◆ EXERCISE DIRECTIONS: Check each line for the string "служби", then give only how many lines have it.

◆ LISTING:
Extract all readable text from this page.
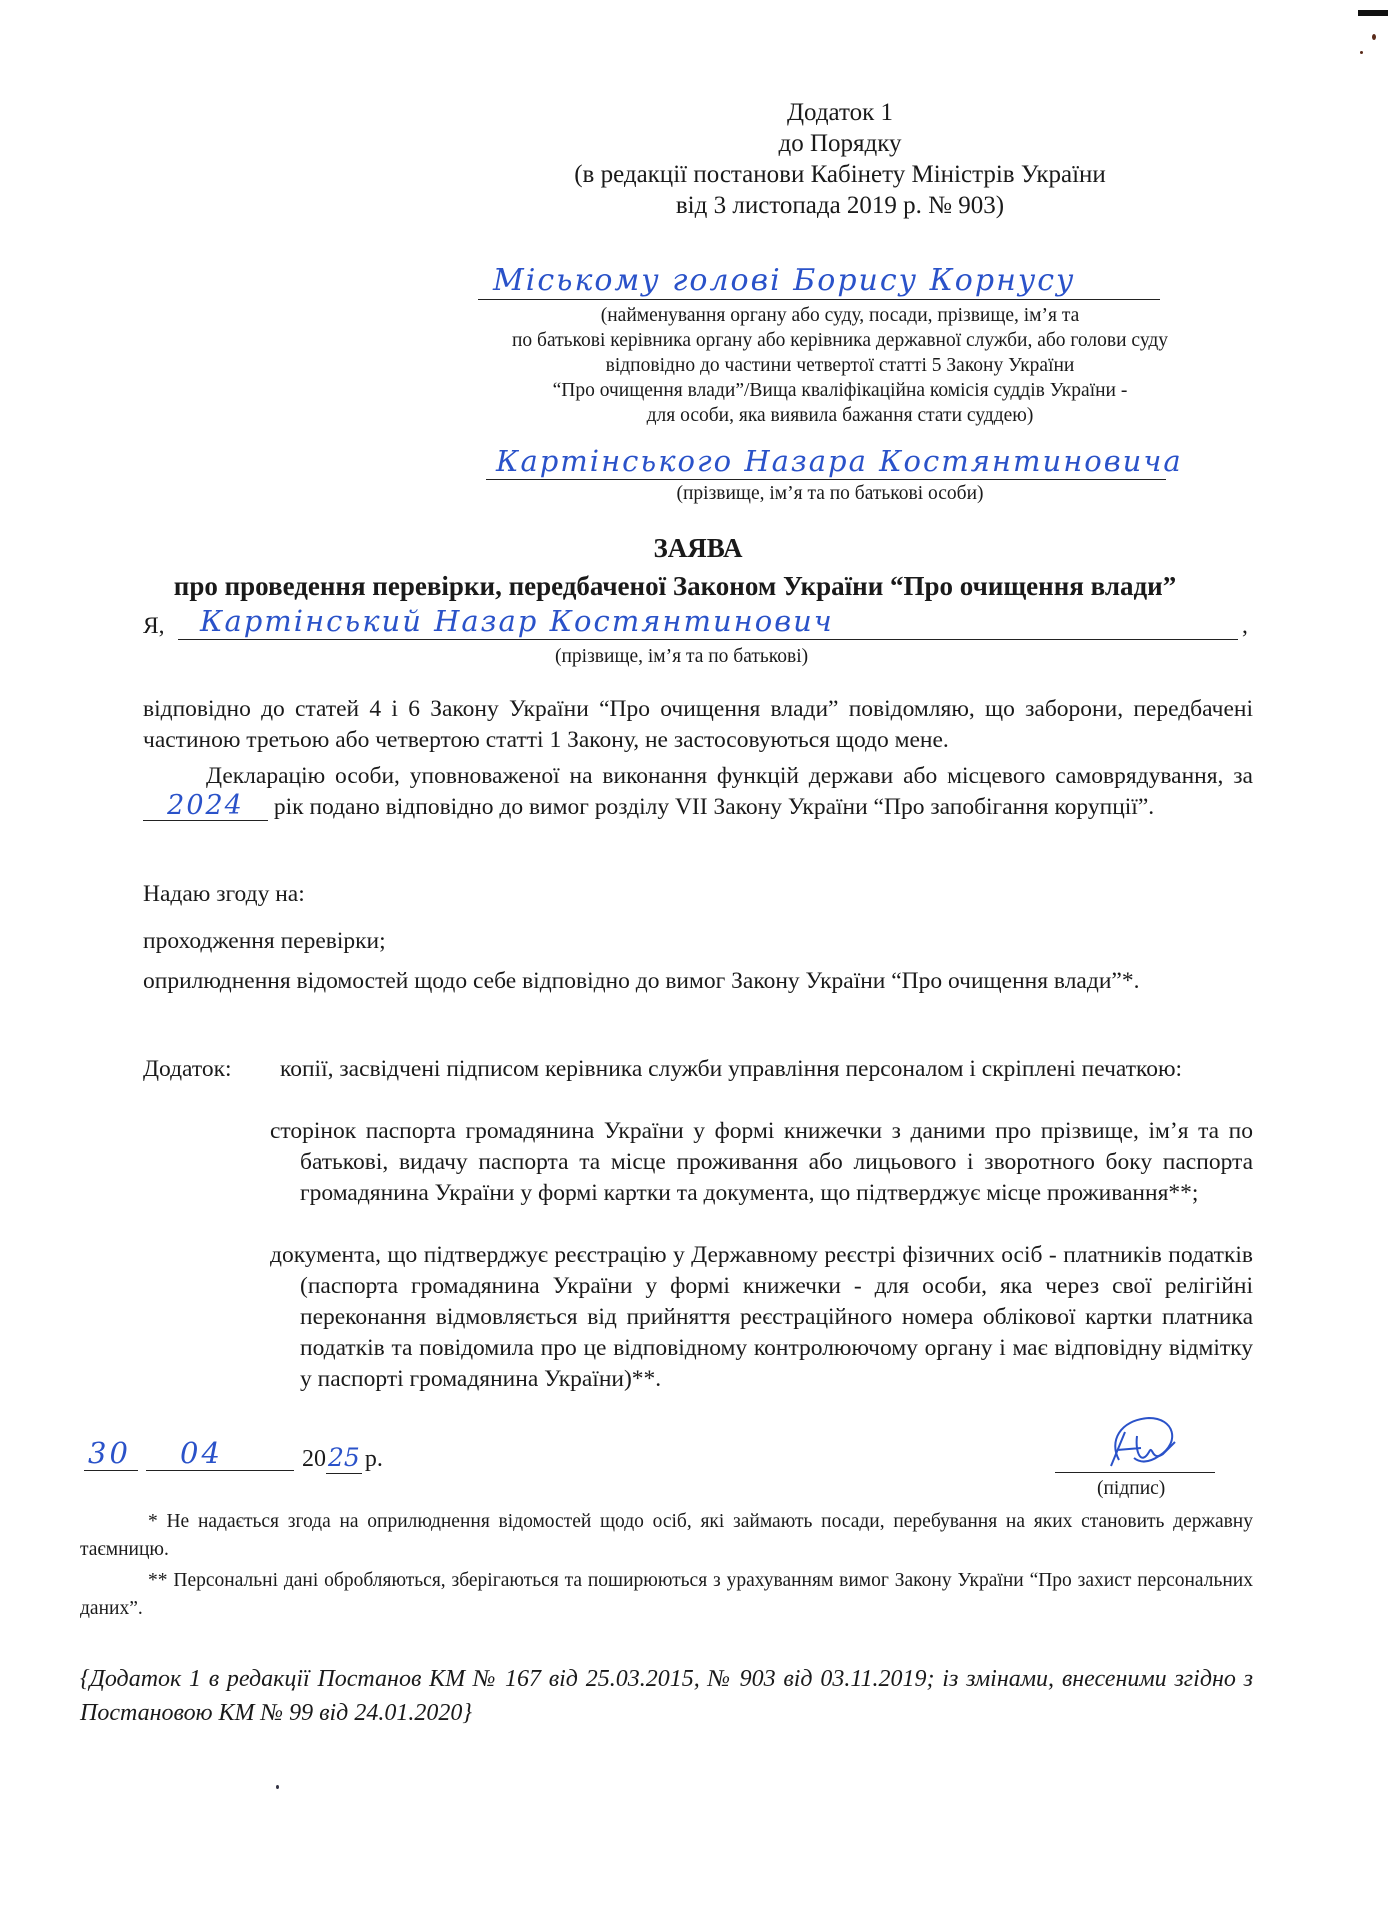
Додаток 1
до Порядку
(в редакції постанови Кабінету Міністрів України
від 3 листопада 2019 р. № 903)
Міському голові Борису Корнусу
(найменування органу або суду, посади, прізвище, ім’я та
по батькові керівника органу або керівника державної служби, або голови суду
відповідно до частини четвертої статті 5 Закону України
“Про очищення влади”/Вища кваліфікаційна комісія суддів України -
для особи, яка виявила бажання стати суддею)
Картінського Назара Костянтиновича
(прізвище, ім’я та по батькові особи)
ЗАЯВА
про проведення перевірки, передбаченої Законом України “Про очищення влади”
Я, Картінський Назар Костянтинович	,
(прізвище, ім’я та по батькові)
відповідно до статей 4 і 6 Закону України “Про очищення влади” повідомляю, що заборони, передбачені частиною третьою або четвертою статті 1 Закону, не застосовуються щодо мене.
Декларацію особи, уповноваженої на виконання функцій держави або місцевого самоврядування, за 2024 рік подано відповідно до вимог розділу VII Закону України “Про запобігання корупції”.
Надаю згоду на:
проходження перевірки;
оприлюднення відомостей щодо себе відповідно до вимог Закону України “Про очищення влади”*.
Додаток:	копії, засвідчені підписом керівника служби управління персоналом і скріплені печаткою:
сторінок паспорта громадянина України у формі книжечки з даними про прізвище, ім’я та по батькові, видачу паспорта та місце проживання або лицьового і зворотного боку паспорта громадянина України у формі картки та документа, що підтверджує місце проживання**;
документа, що підтверджує реєстрацію у Державному реєстрі фізичних осіб - платників податків (паспорта громадянина України у формі книжечки - для особи, яка через свої релігійні переконання відмовляється від прийняття реєстраційного номера облікової картки платника податків та повідомила про це відповідному контролюючому органу і має відповідну відмітку у паспорті громадянина України)**.
30 04	2025 р.
(підпис)
* Не надається згода на оприлюднення відомостей щодо осіб, які займають посади, перебування на яких становить державну таємницю.
** Персональні дані обробляються, зберігаються та поширюються з урахуванням вимог Закону України “Про захист персональних даних”.
{Додаток 1 в редакції Постанов КМ № 167 від 25.03.2015, № 903 від 03.11.2019; із змінами, внесеними згідно з Постановою КМ № 99 від 24.01.2020}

◆ SOLUTION TO THE PROBLEM: 2